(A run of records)
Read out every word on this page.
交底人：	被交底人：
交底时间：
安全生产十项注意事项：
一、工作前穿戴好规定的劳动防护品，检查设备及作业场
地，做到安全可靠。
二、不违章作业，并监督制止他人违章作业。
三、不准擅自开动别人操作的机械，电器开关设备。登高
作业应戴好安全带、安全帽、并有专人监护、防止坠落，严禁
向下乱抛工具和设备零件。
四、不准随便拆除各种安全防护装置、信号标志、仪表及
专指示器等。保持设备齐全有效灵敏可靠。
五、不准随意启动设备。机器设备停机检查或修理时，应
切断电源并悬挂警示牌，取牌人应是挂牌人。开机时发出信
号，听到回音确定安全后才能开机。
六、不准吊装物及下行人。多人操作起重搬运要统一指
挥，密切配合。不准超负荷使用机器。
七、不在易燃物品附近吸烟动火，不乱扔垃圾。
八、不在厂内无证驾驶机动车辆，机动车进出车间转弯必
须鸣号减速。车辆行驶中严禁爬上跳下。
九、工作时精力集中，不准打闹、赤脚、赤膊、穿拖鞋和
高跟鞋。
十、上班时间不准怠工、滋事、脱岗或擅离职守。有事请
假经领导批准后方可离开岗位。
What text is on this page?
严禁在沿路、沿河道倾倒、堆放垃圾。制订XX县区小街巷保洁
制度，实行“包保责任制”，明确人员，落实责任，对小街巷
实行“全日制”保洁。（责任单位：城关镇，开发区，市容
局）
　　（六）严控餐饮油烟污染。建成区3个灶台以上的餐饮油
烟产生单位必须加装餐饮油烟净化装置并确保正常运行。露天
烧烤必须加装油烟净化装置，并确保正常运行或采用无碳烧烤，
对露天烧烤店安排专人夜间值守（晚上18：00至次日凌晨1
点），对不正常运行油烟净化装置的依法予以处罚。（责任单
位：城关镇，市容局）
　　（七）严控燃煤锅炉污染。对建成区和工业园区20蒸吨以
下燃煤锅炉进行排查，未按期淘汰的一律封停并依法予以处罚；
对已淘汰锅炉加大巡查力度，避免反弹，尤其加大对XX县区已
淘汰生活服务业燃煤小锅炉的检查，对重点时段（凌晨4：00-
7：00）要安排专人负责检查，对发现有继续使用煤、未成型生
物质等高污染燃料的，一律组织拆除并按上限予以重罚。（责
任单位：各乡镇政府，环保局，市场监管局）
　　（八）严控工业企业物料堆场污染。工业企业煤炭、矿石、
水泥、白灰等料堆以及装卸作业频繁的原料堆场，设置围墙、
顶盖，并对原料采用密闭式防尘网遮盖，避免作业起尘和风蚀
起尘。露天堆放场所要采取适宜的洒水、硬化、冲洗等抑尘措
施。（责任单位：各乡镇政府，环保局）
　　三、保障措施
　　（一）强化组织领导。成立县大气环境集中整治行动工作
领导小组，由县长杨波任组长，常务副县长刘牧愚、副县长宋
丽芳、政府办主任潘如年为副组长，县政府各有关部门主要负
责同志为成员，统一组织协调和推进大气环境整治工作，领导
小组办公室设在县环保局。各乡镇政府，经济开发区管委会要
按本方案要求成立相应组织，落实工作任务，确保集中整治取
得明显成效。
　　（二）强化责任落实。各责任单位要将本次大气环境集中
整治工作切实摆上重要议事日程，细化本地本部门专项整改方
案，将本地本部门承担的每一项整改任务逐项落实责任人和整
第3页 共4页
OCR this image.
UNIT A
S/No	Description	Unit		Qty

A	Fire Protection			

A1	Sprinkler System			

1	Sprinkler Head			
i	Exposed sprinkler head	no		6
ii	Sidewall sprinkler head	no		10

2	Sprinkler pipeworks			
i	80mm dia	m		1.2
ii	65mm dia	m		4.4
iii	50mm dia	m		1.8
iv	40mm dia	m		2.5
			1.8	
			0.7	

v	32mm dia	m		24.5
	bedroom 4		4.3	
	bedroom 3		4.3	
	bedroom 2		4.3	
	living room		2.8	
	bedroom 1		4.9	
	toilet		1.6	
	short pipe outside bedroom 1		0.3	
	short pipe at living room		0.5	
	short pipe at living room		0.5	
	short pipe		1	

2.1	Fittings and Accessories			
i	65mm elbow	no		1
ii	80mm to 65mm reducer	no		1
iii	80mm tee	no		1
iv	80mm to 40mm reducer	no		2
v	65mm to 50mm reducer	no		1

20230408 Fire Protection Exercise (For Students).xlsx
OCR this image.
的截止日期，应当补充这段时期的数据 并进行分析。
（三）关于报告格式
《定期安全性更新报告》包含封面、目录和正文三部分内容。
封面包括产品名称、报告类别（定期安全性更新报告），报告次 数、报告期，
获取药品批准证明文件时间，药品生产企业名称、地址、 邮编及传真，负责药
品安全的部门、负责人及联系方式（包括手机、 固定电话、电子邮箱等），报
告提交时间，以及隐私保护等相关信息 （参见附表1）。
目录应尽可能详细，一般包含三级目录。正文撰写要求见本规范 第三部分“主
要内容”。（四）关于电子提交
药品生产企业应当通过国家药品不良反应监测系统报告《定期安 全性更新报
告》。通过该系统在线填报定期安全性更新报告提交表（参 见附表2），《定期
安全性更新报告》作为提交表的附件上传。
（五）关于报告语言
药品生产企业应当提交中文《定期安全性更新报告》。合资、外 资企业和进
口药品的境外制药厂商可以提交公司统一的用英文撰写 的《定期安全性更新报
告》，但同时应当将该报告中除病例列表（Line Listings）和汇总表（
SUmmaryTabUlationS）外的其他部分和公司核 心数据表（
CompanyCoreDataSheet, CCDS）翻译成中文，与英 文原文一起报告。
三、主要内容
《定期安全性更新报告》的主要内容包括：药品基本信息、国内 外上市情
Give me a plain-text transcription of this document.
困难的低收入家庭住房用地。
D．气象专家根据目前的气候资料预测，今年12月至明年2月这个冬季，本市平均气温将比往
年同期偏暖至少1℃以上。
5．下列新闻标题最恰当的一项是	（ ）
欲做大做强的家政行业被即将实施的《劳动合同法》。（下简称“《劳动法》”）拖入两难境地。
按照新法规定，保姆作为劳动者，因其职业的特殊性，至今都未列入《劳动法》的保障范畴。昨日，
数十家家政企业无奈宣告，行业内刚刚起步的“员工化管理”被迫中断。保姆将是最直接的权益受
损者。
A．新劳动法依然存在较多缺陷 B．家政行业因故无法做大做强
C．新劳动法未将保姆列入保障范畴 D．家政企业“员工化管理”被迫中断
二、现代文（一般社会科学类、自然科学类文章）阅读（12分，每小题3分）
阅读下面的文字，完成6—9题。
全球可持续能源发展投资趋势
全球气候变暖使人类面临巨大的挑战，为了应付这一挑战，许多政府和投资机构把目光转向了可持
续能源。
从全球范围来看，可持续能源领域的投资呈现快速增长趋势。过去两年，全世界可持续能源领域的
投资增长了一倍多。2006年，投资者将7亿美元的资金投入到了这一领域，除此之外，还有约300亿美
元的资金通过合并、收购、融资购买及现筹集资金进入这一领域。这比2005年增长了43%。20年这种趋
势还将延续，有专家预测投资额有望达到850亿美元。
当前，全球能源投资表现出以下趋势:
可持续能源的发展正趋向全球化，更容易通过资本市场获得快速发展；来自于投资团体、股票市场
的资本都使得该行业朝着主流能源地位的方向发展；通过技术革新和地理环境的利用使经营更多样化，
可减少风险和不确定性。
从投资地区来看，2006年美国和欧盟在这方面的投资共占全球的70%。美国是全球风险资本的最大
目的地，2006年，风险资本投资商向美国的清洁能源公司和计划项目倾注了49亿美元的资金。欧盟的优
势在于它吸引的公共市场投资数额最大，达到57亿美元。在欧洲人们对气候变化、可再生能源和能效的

**PROBLEM REQUIREMENTS**
Your task is to print the whole listing again exactly.

**SOLUTION FOR THIS TASK**
Read out every word on this page.
交底人：	被交底人：
交底时间：
安全生产十项注意事项：
一、工作前穿戴好规定的劳动防护品，检查设备及作业场
地，做到安全可靠。
二、不违章作业，并监督制止他人违章作业。
三、不准擅自开动别人操作的机械，电器开关设备。登高
作业应戴好安全带、安全帽、并有专人监护、防止坠落，严禁
向下乱抛工具和设备零件。
四、不准随便拆除各种安全防护装置、信号标志、仪表及
专指示器等。保持设备齐全有效灵敏可靠。
五、不准随意启动设备。机器设备停机检查或修理时，应
切断电源并悬挂警示牌，取牌人应是挂牌人。开机时发出信
号，听到回音确定安全后才能开机。
六、不准吊装物及下行人。多人操作起重搬运要统一指
挥，密切配合。不准超负荷使用机器。
七、不在易燃物品附近吸烟动火，不乱扔垃圾。
八、不在厂内无证驾驶机动车辆，机动车进出车间转弯必
须鸣号减速。车辆行驶中严禁爬上跳下。
九、工作时精力集中，不准打闹、赤脚、赤膊、穿拖鞋和
高跟鞋。
十、上班时间不准怠工、滋事、脱岗或擅离职守。有事请
假经领导批准后方可离开岗位。
What text is on this page?
严禁在沿路、沿河道倾倒、堆放垃圾。制订XX县区小街巷保洁
制度，实行“包保责任制”，明确人员，落实责任，对小街巷
实行“全日制”保洁。（责任单位：城关镇，开发区，市容
局）
　　（六）严控餐饮油烟污染。建成区3个灶台以上的餐饮油
烟产生单位必须加装餐饮油烟净化装置并确保正常运行。露天
烧烤必须加装油烟净化装置，并确保正常运行或采用无碳烧烤，
对露天烧烤店安排专人夜间值守（晚上18：00至次日凌晨1
点），对不正常运行油烟净化装置的依法予以处罚。（责任单
位：城关镇，市容局）
　　（七）严控燃煤锅炉污染。对建成区和工业园区20蒸吨以
下燃煤锅炉进行排查，未按期淘汰的一律封停并依法予以处罚；
对已淘汰锅炉加大巡查力度，避免反弹，尤其加大对XX县区已
淘汰生活服务业燃煤小锅炉的检查，对重点时段（凌晨4：00-
7：00）要安排专人负责检查，对发现有继续使用煤、未成型生
物质等高污染燃料的，一律组织拆除并按上限予以重罚。（责
任单位：各乡镇政府，环保局，市场监管局）
　　（八）严控工业企业物料堆场污染。工业企业煤炭、矿石、
水泥、白灰等料堆以及装卸作业频繁的原料堆场，设置围墙、
顶盖，并对原料采用密闭式防尘网遮盖，避免作业起尘和风蚀
起尘。露天堆放场所要采取适宜的洒水、硬化、冲洗等抑尘措
施。（责任单位：各乡镇政府，环保局）
　　三、保障措施
　　（一）强化组织领导。成立县大气环境集中整治行动工作
领导小组，由县长杨波任组长，常务副县长刘牧愚、副县长宋
丽芳、政府办主任潘如年为副组长，县政府各有关部门主要负
责同志为成员，统一组织协调和推进大气环境整治工作，领导
小组办公室设在县环保局。各乡镇政府，经济开发区管委会要
按本方案要求成立相应组织，落实工作任务，确保集中整治取
得明显成效。
　　（二）强化责任落实。各责任单位要将本次大气环境集中
整治工作切实摆上重要议事日程，细化本地本部门专项整改方
案，将本地本部门承担的每一项整改任务逐项落实责任人和整
第3页 共4页
OCR this image.
UNIT A
S/No	Description	Unit		Qty

A	Fire Protection			

A1	Sprinkler System			

1	Sprinkler Head			
i	Exposed sprinkler head	no		6
ii	Sidewall sprinkler head	no		10

2	Sprinkler pipeworks			
i	80mm dia	m		1.2
ii	65mm dia	m		4.4
iii	50mm dia	m		1.8
iv	40mm dia	m		2.5
			1.8	
			0.7	

v	32mm dia	m		24.5
	bedroom 4		4.3	
	bedroom 3		4.3	
	bedroom 2		4.3	
	living room		2.8	
	bedroom 1		4.9	
	toilet		1.6	
	short pipe outside bedroom 1		0.3	
	short pipe at living room		0.5	
	short pipe at living room		0.5	
	short pipe		1	

2.1	Fittings and Accessories			
i	65mm elbow	no		1
ii	80mm to 65mm reducer	no		1
iii	80mm tee	no		1
iv	80mm to 40mm reducer	no		2
v	65mm to 50mm reducer	no		1

20230408 Fire Protection Exercise (For Students).xlsx
OCR this image.
的截止日期，应当补充这段时期的数据 并进行分析。
（三）关于报告格式
《定期安全性更新报告》包含封面、目录和正文三部分内容。
封面包括产品名称、报告类别（定期安全性更新报告），报告次 数、报告期，
获取药品批准证明文件时间，药品生产企业名称、地址、 邮编及传真，负责药
品安全的部门、负责人及联系方式（包括手机、 固定电话、电子邮箱等），报
告提交时间，以及隐私保护等相关信息 （参见附表1）。
目录应尽可能详细，一般包含三级目录。正文撰写要求见本规范 第三部分“主
要内容”。（四）关于电子提交
药品生产企业应当通过国家药品不良反应监测系统报告《定期安 全性更新报
告》。通过该系统在线填报定期安全性更新报告提交表（参 见附表2），《定期
安全性更新报告》作为提交表的附件上传。
（五）关于报告语言
药品生产企业应当提交中文《定期安全性更新报告》。合资、外 资企业和进
口药品的境外制药厂商可以提交公司统一的用英文撰写 的《定期安全性更新报
告》，但同时应当将该报告中除病例列表（Line Listings）和汇总表（
SUmmaryTabUlationS）外的其他部分和公司核 心数据表（
CompanyCoreDataSheet, CCDS）翻译成中文，与英 文原文一起报告。
三、主要内容
《定期安全性更新报告》的主要内容包括：药品基本信息、国内 外上市情
Give me a plain-text transcription of this document.
困难的低收入家庭住房用地。
D．气象专家根据目前的气候资料预测，今年12月至明年2月这个冬季，本市平均气温将比往
年同期偏暖至少1℃以上。
5．下列新闻标题最恰当的一项是	（ ）
欲做大做强的家政行业被即将实施的《劳动合同法》。（下简称“《劳动法》”）拖入两难境地。
按照新法规定，保姆作为劳动者，因其职业的特殊性，至今都未列入《劳动法》的保障范畴。昨日，
数十家家政企业无奈宣告，行业内刚刚起步的“员工化管理”被迫中断。保姆将是最直接的权益受
损者。
A．新劳动法依然存在较多缺陷 B．家政行业因故无法做大做强
C．新劳动法未将保姆列入保障范畴 D．家政企业“员工化管理”被迫中断
二、现代文（一般社会科学类、自然科学类文章）阅读（12分，每小题3分）
阅读下面的文字，完成6—9题。
全球可持续能源发展投资趋势
全球气候变暖使人类面临巨大的挑战，为了应付这一挑战，许多政府和投资机构把目光转向了可持
续能源。
从全球范围来看，可持续能源领域的投资呈现快速增长趋势。过去两年，全世界可持续能源领域的
投资增长了一倍多。2006年，投资者将7亿美元的资金投入到了这一领域，除此之外，还有约300亿美
元的资金通过合并、收购、融资购买及现筹集资金进入这一领域。这比2005年增长了43%。20年这种趋
势还将延续，有专家预测投资额有望达到850亿美元。
当前，全球能源投资表现出以下趋势:
可持续能源的发展正趋向全球化，更容易通过资本市场获得快速发展；来自于投资团体、股票市场
的资本都使得该行业朝着主流能源地位的方向发展；通过技术革新和地理环境的利用使经营更多样化，
可减少风险和不确定性。
从投资地区来看，2006年美国和欧盟在这方面的投资共占全球的70%。美国是全球风险资本的最大
目的地，2006年，风险资本投资商向美国的清洁能源公司和计划项目倾注了49亿美元的资金。欧盟的优
势在于它吸引的公共市场投资数额最大，达到57亿美元。在欧洲人们对气候变化、可再生能源和能效的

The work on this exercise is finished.